Request: An exact copy of every record is needed.

-- Start Data to use --

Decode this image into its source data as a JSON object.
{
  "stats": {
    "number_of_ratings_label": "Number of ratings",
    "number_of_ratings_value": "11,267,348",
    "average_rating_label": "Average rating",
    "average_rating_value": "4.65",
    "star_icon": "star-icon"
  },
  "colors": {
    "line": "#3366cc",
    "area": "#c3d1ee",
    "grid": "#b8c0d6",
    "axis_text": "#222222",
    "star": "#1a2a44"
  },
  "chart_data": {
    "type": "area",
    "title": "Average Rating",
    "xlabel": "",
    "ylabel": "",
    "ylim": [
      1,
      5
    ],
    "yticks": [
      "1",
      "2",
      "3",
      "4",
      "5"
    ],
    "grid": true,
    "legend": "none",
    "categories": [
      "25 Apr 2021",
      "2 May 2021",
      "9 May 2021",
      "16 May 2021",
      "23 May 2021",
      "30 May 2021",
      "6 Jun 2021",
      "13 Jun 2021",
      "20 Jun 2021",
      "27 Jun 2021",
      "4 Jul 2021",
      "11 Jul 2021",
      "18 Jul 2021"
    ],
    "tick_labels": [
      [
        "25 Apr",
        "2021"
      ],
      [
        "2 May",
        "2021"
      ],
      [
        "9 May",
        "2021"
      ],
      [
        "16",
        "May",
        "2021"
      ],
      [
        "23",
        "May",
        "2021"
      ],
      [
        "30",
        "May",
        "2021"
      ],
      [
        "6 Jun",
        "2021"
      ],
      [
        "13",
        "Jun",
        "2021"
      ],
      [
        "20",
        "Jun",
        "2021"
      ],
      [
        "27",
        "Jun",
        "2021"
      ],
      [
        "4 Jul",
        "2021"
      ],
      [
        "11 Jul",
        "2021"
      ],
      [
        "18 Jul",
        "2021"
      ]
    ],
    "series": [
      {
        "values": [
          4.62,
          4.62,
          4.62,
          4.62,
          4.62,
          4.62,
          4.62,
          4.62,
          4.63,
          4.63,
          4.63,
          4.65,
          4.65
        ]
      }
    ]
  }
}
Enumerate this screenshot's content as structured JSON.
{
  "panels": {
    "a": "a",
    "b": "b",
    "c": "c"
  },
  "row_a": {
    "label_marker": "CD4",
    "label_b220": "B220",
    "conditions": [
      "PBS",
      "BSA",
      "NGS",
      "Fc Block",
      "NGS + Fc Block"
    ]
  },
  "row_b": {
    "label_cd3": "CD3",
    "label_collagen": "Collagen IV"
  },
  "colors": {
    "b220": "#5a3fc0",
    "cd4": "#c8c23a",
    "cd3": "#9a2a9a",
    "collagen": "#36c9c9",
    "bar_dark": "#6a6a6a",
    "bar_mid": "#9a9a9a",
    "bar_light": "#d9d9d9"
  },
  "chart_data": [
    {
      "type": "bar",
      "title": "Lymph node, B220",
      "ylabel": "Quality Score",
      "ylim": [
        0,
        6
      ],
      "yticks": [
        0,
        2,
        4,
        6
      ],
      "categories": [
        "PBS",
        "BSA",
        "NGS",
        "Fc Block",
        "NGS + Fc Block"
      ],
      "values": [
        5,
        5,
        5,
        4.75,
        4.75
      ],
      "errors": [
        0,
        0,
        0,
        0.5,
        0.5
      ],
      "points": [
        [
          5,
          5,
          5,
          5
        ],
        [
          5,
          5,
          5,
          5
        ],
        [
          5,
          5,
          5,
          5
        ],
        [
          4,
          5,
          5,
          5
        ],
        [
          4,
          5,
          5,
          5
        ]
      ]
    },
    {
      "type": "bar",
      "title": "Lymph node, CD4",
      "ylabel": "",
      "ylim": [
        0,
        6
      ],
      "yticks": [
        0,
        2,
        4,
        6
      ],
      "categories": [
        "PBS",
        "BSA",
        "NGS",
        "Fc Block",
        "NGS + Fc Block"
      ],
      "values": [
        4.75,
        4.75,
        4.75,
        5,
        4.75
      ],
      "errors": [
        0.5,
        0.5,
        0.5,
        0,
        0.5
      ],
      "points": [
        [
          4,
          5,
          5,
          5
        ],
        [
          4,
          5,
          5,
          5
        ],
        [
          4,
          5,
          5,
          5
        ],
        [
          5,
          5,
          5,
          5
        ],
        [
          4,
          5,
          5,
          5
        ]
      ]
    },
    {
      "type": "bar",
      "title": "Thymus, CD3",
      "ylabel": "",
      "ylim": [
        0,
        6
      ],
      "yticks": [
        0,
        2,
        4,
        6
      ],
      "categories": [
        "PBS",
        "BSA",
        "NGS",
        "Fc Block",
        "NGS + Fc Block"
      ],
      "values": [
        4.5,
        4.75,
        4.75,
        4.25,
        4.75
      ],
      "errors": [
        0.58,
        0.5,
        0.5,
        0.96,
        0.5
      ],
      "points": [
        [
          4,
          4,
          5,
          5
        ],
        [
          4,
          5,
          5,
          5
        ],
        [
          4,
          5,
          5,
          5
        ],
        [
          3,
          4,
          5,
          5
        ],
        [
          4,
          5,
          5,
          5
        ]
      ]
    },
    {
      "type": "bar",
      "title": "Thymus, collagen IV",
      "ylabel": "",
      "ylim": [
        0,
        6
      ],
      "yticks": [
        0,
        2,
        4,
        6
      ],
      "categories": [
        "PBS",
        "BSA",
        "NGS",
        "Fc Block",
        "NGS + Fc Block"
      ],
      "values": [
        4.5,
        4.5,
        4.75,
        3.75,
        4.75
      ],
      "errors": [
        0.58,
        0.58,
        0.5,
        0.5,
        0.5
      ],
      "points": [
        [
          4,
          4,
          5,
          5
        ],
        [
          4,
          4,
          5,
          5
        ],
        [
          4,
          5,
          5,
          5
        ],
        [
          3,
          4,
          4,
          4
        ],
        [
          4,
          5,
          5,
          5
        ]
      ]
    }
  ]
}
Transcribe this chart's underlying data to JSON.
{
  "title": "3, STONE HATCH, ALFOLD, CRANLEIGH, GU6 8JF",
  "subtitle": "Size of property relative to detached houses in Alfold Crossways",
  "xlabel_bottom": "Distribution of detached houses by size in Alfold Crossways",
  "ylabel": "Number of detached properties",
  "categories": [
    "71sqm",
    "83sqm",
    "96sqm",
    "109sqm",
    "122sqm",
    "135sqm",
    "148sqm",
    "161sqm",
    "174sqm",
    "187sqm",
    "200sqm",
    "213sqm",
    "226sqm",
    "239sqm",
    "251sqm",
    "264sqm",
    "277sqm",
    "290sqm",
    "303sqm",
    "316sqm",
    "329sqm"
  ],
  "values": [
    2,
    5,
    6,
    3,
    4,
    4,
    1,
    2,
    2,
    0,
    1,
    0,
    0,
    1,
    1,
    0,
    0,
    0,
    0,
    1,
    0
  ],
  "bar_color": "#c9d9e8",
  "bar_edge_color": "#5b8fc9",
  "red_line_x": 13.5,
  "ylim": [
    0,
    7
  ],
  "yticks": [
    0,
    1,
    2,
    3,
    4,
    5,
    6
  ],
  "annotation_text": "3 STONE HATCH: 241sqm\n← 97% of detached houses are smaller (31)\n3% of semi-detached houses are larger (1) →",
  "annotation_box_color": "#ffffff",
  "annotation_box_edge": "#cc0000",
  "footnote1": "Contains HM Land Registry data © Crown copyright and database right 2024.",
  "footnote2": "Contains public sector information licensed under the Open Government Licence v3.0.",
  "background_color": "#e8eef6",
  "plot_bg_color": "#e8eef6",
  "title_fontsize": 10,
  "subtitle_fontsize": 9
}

-- End Data to use --

Complete output:
Decode this image into its source data as a JSON object.
{
  "stats": {
    "number_of_ratings_label": "Number of ratings",
    "number_of_ratings_value": "11,267,348",
    "average_rating_label": "Average rating",
    "average_rating_value": "4.65",
    "star_icon": "star-icon"
  },
  "colors": {
    "line": "#3366cc",
    "area": "#c3d1ee",
    "grid": "#b8c0d6",
    "axis_text": "#222222",
    "star": "#1a2a44"
  },
  "chart_data": {
    "type": "area",
    "title": "Average Rating",
    "xlabel": "",
    "ylabel": "",
    "ylim": [
      1,
      5
    ],
    "yticks": [
      "1",
      "2",
      "3",
      "4",
      "5"
    ],
    "grid": true,
    "legend": "none",
    "categories": [
      "25 Apr 2021",
      "2 May 2021",
      "9 May 2021",
      "16 May 2021",
      "23 May 2021",
      "30 May 2021",
      "6 Jun 2021",
      "13 Jun 2021",
      "20 Jun 2021",
      "27 Jun 2021",
      "4 Jul 2021",
      "11 Jul 2021",
      "18 Jul 2021"
    ],
    "tick_labels": [
      [
        "25 Apr",
        "2021"
      ],
      [
        "2 May",
        "2021"
      ],
      [
        "9 May",
        "2021"
      ],
      [
        "16",
        "May",
        "2021"
      ],
      [
        "23",
        "May",
        "2021"
      ],
      [
        "30",
        "May",
        "2021"
      ],
      [
        "6 Jun",
        "2021"
      ],
      [
        "13",
        "Jun",
        "2021"
      ],
      [
        "20",
        "Jun",
        "2021"
      ],
      [
        "27",
        "Jun",
        "2021"
      ],
      [
        "4 Jul",
        "2021"
      ],
      [
        "11 Jul",
        "2021"
      ],
      [
        "18 Jul",
        "2021"
      ]
    ],
    "series": [
      {
        "values": [
          4.62,
          4.62,
          4.62,
          4.62,
          4.62,
          4.62,
          4.62,
          4.62,
          4.63,
          4.63,
          4.63,
          4.65,
          4.65
        ]
      }
    ]
  }
}
Enumerate this screenshot's content as structured JSON.
{
  "panels": {
    "a": "a",
    "b": "b",
    "c": "c"
  },
  "row_a": {
    "label_marker": "CD4",
    "label_b220": "B220",
    "conditions": [
      "PBS",
      "BSA",
      "NGS",
      "Fc Block",
      "NGS + Fc Block"
    ]
  },
  "row_b": {
    "label_cd3": "CD3",
    "label_collagen": "Collagen IV"
  },
  "colors": {
    "b220": "#5a3fc0",
    "cd4": "#c8c23a",
    "cd3": "#9a2a9a",
    "collagen": "#36c9c9",
    "bar_dark": "#6a6a6a",
    "bar_mid": "#9a9a9a",
    "bar_light": "#d9d9d9"
  },
  "chart_data": [
    {
      "type": "bar",
      "title": "Lymph node, B220",
      "ylabel": "Quality Score",
      "ylim": [
        0,
        6
      ],
      "yticks": [
        0,
        2,
        4,
        6
      ],
      "categories": [
        "PBS",
        "BSA",
        "NGS",
        "Fc Block",
        "NGS + Fc Block"
      ],
      "values": [
        5,
        5,
        5,
        4.75,
        4.75
      ],
      "errors": [
        0,
        0,
        0,
        0.5,
        0.5
      ],
      "points": [
        [
          5,
          5,
          5,
          5
        ],
        [
          5,
          5,
          5,
          5
        ],
        [
          5,
          5,
          5,
          5
        ],
        [
          4,
          5,
          5,
          5
        ],
        [
          4,
          5,
          5,
          5
        ]
      ]
    },
    {
      "type": "bar",
      "title": "Lymph node, CD4",
      "ylabel": "",
      "ylim": [
        0,
        6
      ],
      "yticks": [
        0,
        2,
        4,
        6
      ],
      "categories": [
        "PBS",
        "BSA",
        "NGS",
        "Fc Block",
        "NGS + Fc Block"
      ],
      "values": [
        4.75,
        4.75,
        4.75,
        5,
        4.75
      ],
      "errors": [
        0.5,
        0.5,
        0.5,
        0,
        0.5
      ],
      "points": [
        [
          4,
          5,
          5,
          5
        ],
        [
          4,
          5,
          5,
          5
        ],
        [
          4,
          5,
          5,
          5
        ],
        [
          5,
          5,
          5,
          5
        ],
        [
          4,
          5,
          5,
          5
        ]
      ]
    },
    {
      "type": "bar",
      "title": "Thymus, CD3",
      "ylabel": "",
      "ylim": [
        0,
        6
      ],
      "yticks": [
        0,
        2,
        4,
        6
      ],
      "categories": [
        "PBS",
        "BSA",
        "NGS",
        "Fc Block",
        "NGS + Fc Block"
      ],
      "values": [
        4.5,
        4.75,
        4.75,
        4.25,
        4.75
      ],
      "errors": [
        0.58,
        0.5,
        0.5,
        0.96,
        0.5
      ],
      "points": [
        [
          4,
          4,
          5,
          5
        ],
        [
          4,
          5,
          5,
          5
        ],
        [
          4,
          5,
          5,
          5
        ],
        [
          3,
          4,
          5,
          5
        ],
        [
          4,
          5,
          5,
          5
        ]
      ]
    },
    {
      "type": "bar",
      "title": "Thymus, collagen IV",
      "ylabel": "",
      "ylim": [
        0,
        6
      ],
      "yticks": [
        0,
        2,
        4,
        6
      ],
      "categories": [
        "PBS",
        "BSA",
        "NGS",
        "Fc Block",
        "NGS + Fc Block"
      ],
      "values": [
        4.5,
        4.5,
        4.75,
        3.75,
        4.75
      ],
      "errors": [
        0.58,
        0.58,
        0.5,
        0.5,
        0.5
      ],
      "points": [
        [
          4,
          4,
          5,
          5
        ],
        [
          4,
          4,
          5,
          5
        ],
        [
          4,
          5,
          5,
          5
        ],
        [
          3,
          4,
          4,
          4
        ],
        [
          4,
          5,
          5,
          5
        ]
      ]
    }
  ]
}
Transcribe this chart's underlying data to JSON.
{
  "title": "3, STONE HATCH, ALFOLD, CRANLEIGH, GU6 8JF",
  "subtitle": "Size of property relative to detached houses in Alfold Crossways",
  "xlabel_bottom": "Distribution of detached houses by size in Alfold Crossways",
  "ylabel": "Number of detached properties",
  "categories": [
    "71sqm",
    "83sqm",
    "96sqm",
    "109sqm",
    "122sqm",
    "135sqm",
    "148sqm",
    "161sqm",
    "174sqm",
    "187sqm",
    "200sqm",
    "213sqm",
    "226sqm",
    "239sqm",
    "251sqm",
    "264sqm",
    "277sqm",
    "290sqm",
    "303sqm",
    "316sqm",
    "329sqm"
  ],
  "values": [
    2,
    5,
    6,
    3,
    4,
    4,
    1,
    2,
    2,
    0,
    1,
    0,
    0,
    1,
    1,
    0,
    0,
    0,
    0,
    1,
    0
  ],
  "bar_color": "#c9d9e8",
  "bar_edge_color": "#5b8fc9",
  "red_line_x": 13.5,
  "ylim": [
    0,
    7
  ],
  "yticks": [
    0,
    1,
    2,
    3,
    4,
    5,
    6
  ],
  "annotation_text": "3 STONE HATCH: 241sqm\n← 97% of detached houses are smaller (31)\n3% of semi-detached houses are larger (1) →",
  "annotation_box_color": "#ffffff",
  "annotation_box_edge": "#cc0000",
  "footnote1": "Contains HM Land Registry data © Crown copyright and database right 2024.",
  "footnote2": "Contains public sector information licensed under the Open Government Licence v3.0.",
  "background_color": "#e8eef6",
  "plot_bg_color": "#e8eef6",
  "title_fontsize": 10,
  "subtitle_fontsize": 9
}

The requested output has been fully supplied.